[WORK INSTRUCTIONS] Locate every line in the material below that has the word "JSON". Copy each of those lines.

◇ ◇ ◇ ◇

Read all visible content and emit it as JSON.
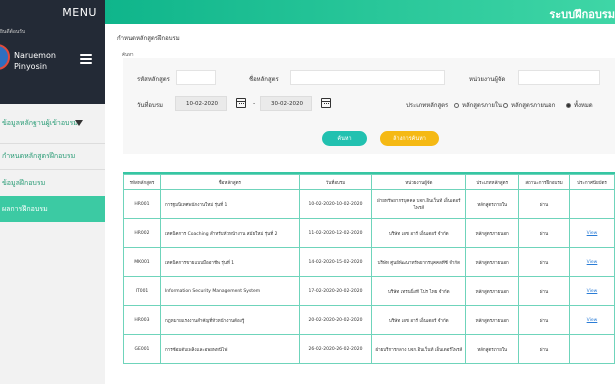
{
  "sidebar": {
    "menu_label": "MENU",
    "small_label": "ยินดีต้อนรับ",
    "user_first": "Naruemon",
    "user_last": "Pinyosin",
    "items": [
      {
        "label": "ข้อมูลหลักฐานผู้เข้าอบรม"
      },
      {
        "label": "กำหนดหลักสูตรฝึกอบรม"
      },
      {
        "label": "ข้อมูลฝึกอบรม"
      },
      {
        "label": "ผลการฝึกอบรม"
      }
    ]
  },
  "header": {
    "title": "ระบบฝึกอบรม"
  },
  "breadcrumb": "กำหนดหลักสูตรฝึกอบรม",
  "search": {
    "panel_label": "ค้นหา",
    "course_code_label": "รหัสหลักสูตร",
    "course_code_value": "",
    "course_name_label": "ชื่อหลักสูตร",
    "course_name_value": "",
    "agency_label": "หน่วยงานผู้จัด",
    "agency_value": "",
    "date_label": "วันที่อบรม",
    "date_from": "10-02-2020",
    "date_sep": "-",
    "date_to": "30-02-2020",
    "type_label": "ประเภทหลักสูตร",
    "types": [
      {
        "label": "หลักสูตรภายใน",
        "checked": false
      },
      {
        "label": "หลักสูตรภายนอก",
        "checked": false
      },
      {
        "label": "ทั้งหมด",
        "checked": true
      }
    ],
    "search_button": "ค้นหา",
    "reset_button": "ล้างการค้นหา"
  },
  "table": {
    "headers": [
      "รหัสหลักสูตร",
      "ชื่อหลักสูตร",
      "วันที่อบรม",
      "หน่วยงานผู้จัด",
      "ประเภทหลักสูตร",
      "สถานะการฝึกอบรม",
      "ประกาศนียบัตร"
    ],
    "rows": [
      {
        "code": "HR001",
        "name": "การฐมนิเทศพนักงานใหม่ รุ่นที่ 1",
        "date": "10-02-2020-10-02-2020",
        "agency": "ฝ่ายทรัพยากรบุคคล บจก.อินเว็นท์ เอ็นเตอร์ไพรส์",
        "type": "หลักสูตรภายใน",
        "status": "ผ่าน",
        "cert": ""
      },
      {
        "code": "HR002",
        "name": "เทคนิคการ Coaching สำหรับหัวหน้างาน สมัยใหม่ รุ่นที่ 2",
        "date": "11-02-2020-12-02-2020",
        "agency": "บริษัท เอช อาร์ เอ็นเตอร์ จำกัด",
        "type": "หลักสูตรภายนอก",
        "status": "ผ่าน",
        "cert": "View"
      },
      {
        "code": "MK001",
        "name": "เทคนิคการขายแบบมืออาชีพ รุ่นที่ 1",
        "date": "14-02-2020-15-02-2020",
        "agency": "บริษัท ศูนย์พัฒนาทรัพยากรบุคคลทีซี จำกัด",
        "type": "หลักสูตรภายนอก",
        "status": "ผ่าน",
        "cert": "View"
      },
      {
        "code": "IT001",
        "name": "Information Security Management System",
        "date": "17-02-2020-20-02-2020",
        "agency": "บริษัท เทรนนิ่งที โปร ไทย จำกัด",
        "type": "หลักสูตรภายนอก",
        "status": "ผ่าน",
        "cert": "View"
      },
      {
        "code": "HR003",
        "name": "กฎหมายแรงงานสำคัญที่หัวหน้างานต้องรู้",
        "date": "20-02-2020-20-02-2020",
        "agency": "บริษัท เอช อาร์ เอ็นเตอร์ จำกัด",
        "type": "หลักสูตรภายนอก",
        "status": "ผ่าน",
        "cert": "View"
      },
      {
        "code": "GE001",
        "name": "การซ้อมดับเพลิงและอพยพหนีไฟ",
        "date": "26-02-2020-26-02-2020",
        "agency": "ฝ่ายบริการกลาง บจก.อินเว็นท์ เอ็นเตอร์ไพรส์",
        "type": "หลักสูตรภายใน",
        "status": "ผ่าน",
        "cert": ""
      }
    ]
  }
}
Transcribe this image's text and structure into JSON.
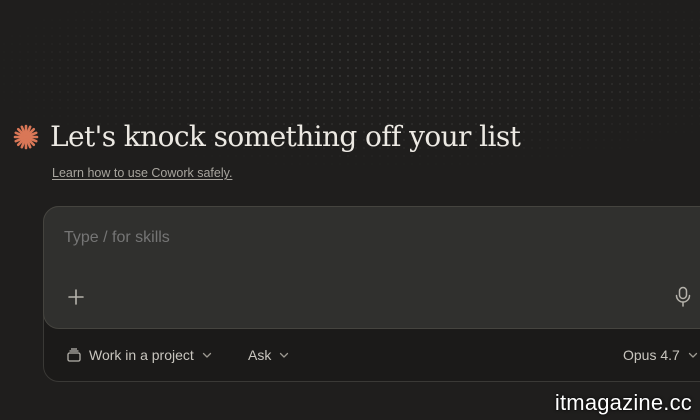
{
  "hero": {
    "title": "Let's knock something off your list",
    "learn_link": "Learn how to use Cowork safely."
  },
  "composer": {
    "placeholder": "Type / for skills"
  },
  "toolbar": {
    "project_label": "Work in a project",
    "mode_label": "Ask",
    "model_label": "Opus 4.7"
  },
  "icons": {
    "logo": "sparkle-icon",
    "attach": "plus-icon",
    "voice": "microphone-icon",
    "project": "folder-stack-icon",
    "dropdown": "chevron-down-icon"
  },
  "colors": {
    "brand_accent": "#d97757",
    "background": "#1f1e1d",
    "input_surface": "#30302e"
  },
  "watermark": "itmagazine.cc"
}
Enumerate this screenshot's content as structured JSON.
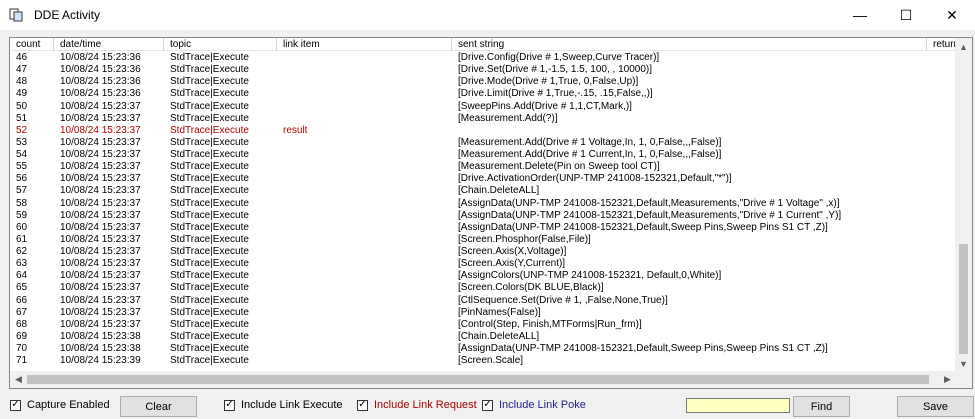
{
  "window": {
    "title": "DDE Activity",
    "minimize": "—",
    "maximize": "☐",
    "close": "✕"
  },
  "columns": [
    "count",
    "date/time",
    "topic",
    "link item",
    "sent string",
    "return"
  ],
  "rows": [
    {
      "count": "46",
      "datetime": "10/08/24 15:23:36",
      "topic": "StdTrace|Execute",
      "link": "",
      "sent": "[Drive.Config(Drive # 1,Sweep,Curve Tracer)]",
      "ret": "",
      "red": false
    },
    {
      "count": "47",
      "datetime": "10/08/24 15:23:36",
      "topic": "StdTrace|Execute",
      "link": "",
      "sent": "[Drive.Set(Drive # 1,-1.5, 1.5, 100, , 10000)]",
      "ret": "",
      "red": false
    },
    {
      "count": "48",
      "datetime": "10/08/24 15:23:36",
      "topic": "StdTrace|Execute",
      "link": "",
      "sent": "[Drive.Mode(Drive # 1,True, 0,False,Up)]",
      "ret": "",
      "red": false
    },
    {
      "count": "49",
      "datetime": "10/08/24 15:23:36",
      "topic": "StdTrace|Execute",
      "link": "",
      "sent": "[Drive.Limit(Drive # 1,True,-.15, .15,False,,)]",
      "ret": "",
      "red": false
    },
    {
      "count": "50",
      "datetime": "10/08/24 15:23:37",
      "topic": "StdTrace|Execute",
      "link": "",
      "sent": "[SweepPins.Add(Drive # 1,1,CT,Mark,)]",
      "ret": "",
      "red": false
    },
    {
      "count": "51",
      "datetime": "10/08/24 15:23:37",
      "topic": "StdTrace|Execute",
      "link": "",
      "sent": "[Measurement.Add(?)]",
      "ret": "",
      "red": false
    },
    {
      "count": "52",
      "datetime": "10/08/24 15:23:37",
      "topic": "StdTrace|Execute",
      "link": "result",
      "sent": "",
      "ret": "",
      "red": true
    },
    {
      "count": "53",
      "datetime": "10/08/24 15:23:37",
      "topic": "StdTrace|Execute",
      "link": "",
      "sent": "[Measurement.Add(Drive # 1 Voltage,In, 1, 0,False,,,False)]",
      "ret": "",
      "red": false
    },
    {
      "count": "54",
      "datetime": "10/08/24 15:23:37",
      "topic": "StdTrace|Execute",
      "link": "",
      "sent": "[Measurement.Add(Drive # 1 Current,In, 1, 0,False,,,False)]",
      "ret": "",
      "red": false
    },
    {
      "count": "55",
      "datetime": "10/08/24 15:23:37",
      "topic": "StdTrace|Execute",
      "link": "",
      "sent": "[Measurement.Delete(Pin on Sweep tool CT)]",
      "ret": "",
      "red": false
    },
    {
      "count": "56",
      "datetime": "10/08/24 15:23:37",
      "topic": "StdTrace|Execute",
      "link": "",
      "sent": "[Drive.ActivationOrder(UNP-TMP 241008-152321,Default,\"*\")]",
      "ret": "",
      "red": false
    },
    {
      "count": "57",
      "datetime": "10/08/24 15:23:37",
      "topic": "StdTrace|Execute",
      "link": "",
      "sent": "[Chain.DeleteALL]",
      "ret": "",
      "red": false
    },
    {
      "count": "58",
      "datetime": "10/08/24 15:23:37",
      "topic": "StdTrace|Execute",
      "link": "",
      "sent": "[AssignData(UNP-TMP 241008-152321,Default,Measurements,\"Drive # 1 Voltage\" ,x)]",
      "ret": "",
      "red": false
    },
    {
      "count": "59",
      "datetime": "10/08/24 15:23:37",
      "topic": "StdTrace|Execute",
      "link": "",
      "sent": "[AssignData(UNP-TMP 241008-152321,Default,Measurements,\"Drive # 1 Current\" ,Y)]",
      "ret": "",
      "red": false
    },
    {
      "count": "60",
      "datetime": "10/08/24 15:23:37",
      "topic": "StdTrace|Execute",
      "link": "",
      "sent": "[AssignData(UNP-TMP 241008-152321,Default,Sweep Pins,Sweep Pins S1 CT ,Z)]",
      "ret": "",
      "red": false
    },
    {
      "count": "61",
      "datetime": "10/08/24 15:23:37",
      "topic": "StdTrace|Execute",
      "link": "",
      "sent": "[Screen.Phosphor(False,File)]",
      "ret": "",
      "red": false
    },
    {
      "count": "62",
      "datetime": "10/08/24 15:23:37",
      "topic": "StdTrace|Execute",
      "link": "",
      "sent": "[Screen.Axis(X,Voltage)]",
      "ret": "",
      "red": false
    },
    {
      "count": "63",
      "datetime": "10/08/24 15:23:37",
      "topic": "StdTrace|Execute",
      "link": "",
      "sent": "[Screen.Axis(Y,Current)]",
      "ret": "",
      "red": false
    },
    {
      "count": "64",
      "datetime": "10/08/24 15:23:37",
      "topic": "StdTrace|Execute",
      "link": "",
      "sent": "[AssignColors(UNP-TMP 241008-152321, Default,0,White)]",
      "ret": "",
      "red": false
    },
    {
      "count": "65",
      "datetime": "10/08/24 15:23:37",
      "topic": "StdTrace|Execute",
      "link": "",
      "sent": "[Screen.Colors(DK BLUE,Black)]",
      "ret": "",
      "red": false
    },
    {
      "count": "66",
      "datetime": "10/08/24 15:23:37",
      "topic": "StdTrace|Execute",
      "link": "",
      "sent": "[CtlSequence.Set(Drive # 1, ,False,None,True)]",
      "ret": "",
      "red": false
    },
    {
      "count": "67",
      "datetime": "10/08/24 15:23:37",
      "topic": "StdTrace|Execute",
      "link": "",
      "sent": "[PinNames(False)]",
      "ret": "",
      "red": false
    },
    {
      "count": "68",
      "datetime": "10/08/24 15:23:37",
      "topic": "StdTrace|Execute",
      "link": "",
      "sent": "[Control(Step, Finish,MTForms|Run_frm)]",
      "ret": "",
      "red": false
    },
    {
      "count": "69",
      "datetime": "10/08/24 15:23:38",
      "topic": "StdTrace|Execute",
      "link": "",
      "sent": "[Chain.DeleteALL]",
      "ret": "",
      "red": false
    },
    {
      "count": "70",
      "datetime": "10/08/24 15:23:38",
      "topic": "StdTrace|Execute",
      "link": "",
      "sent": "[AssignData(UNP-TMP 241008-152321,Default,Sweep Pins,Sweep Pins S1 CT ,Z)]",
      "ret": "",
      "red": false
    },
    {
      "count": "71",
      "datetime": "10/08/24 15:23:39",
      "topic": "StdTrace|Execute",
      "link": "",
      "sent": "[Screen.Scale]",
      "ret": "",
      "red": false
    }
  ],
  "bottom": {
    "capture_label": "Capture Enabled",
    "clear_label": "Clear",
    "execute_label": "Include Link Execute",
    "request_label": "Include Link Request",
    "poke_label": "Include Link Poke",
    "find_value": "",
    "find_label": "Find",
    "save_label": "Save",
    "request_color": "#b00000",
    "poke_color": "#1f1f8f"
  }
}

◇ ◇ ◇ ◇

[WRITTEN SOLUTION]
Read all visible content and emit it as JSON.
Transcribe this image's text and structure into JSON.
Enumerate this screenshot's content as structured JSON.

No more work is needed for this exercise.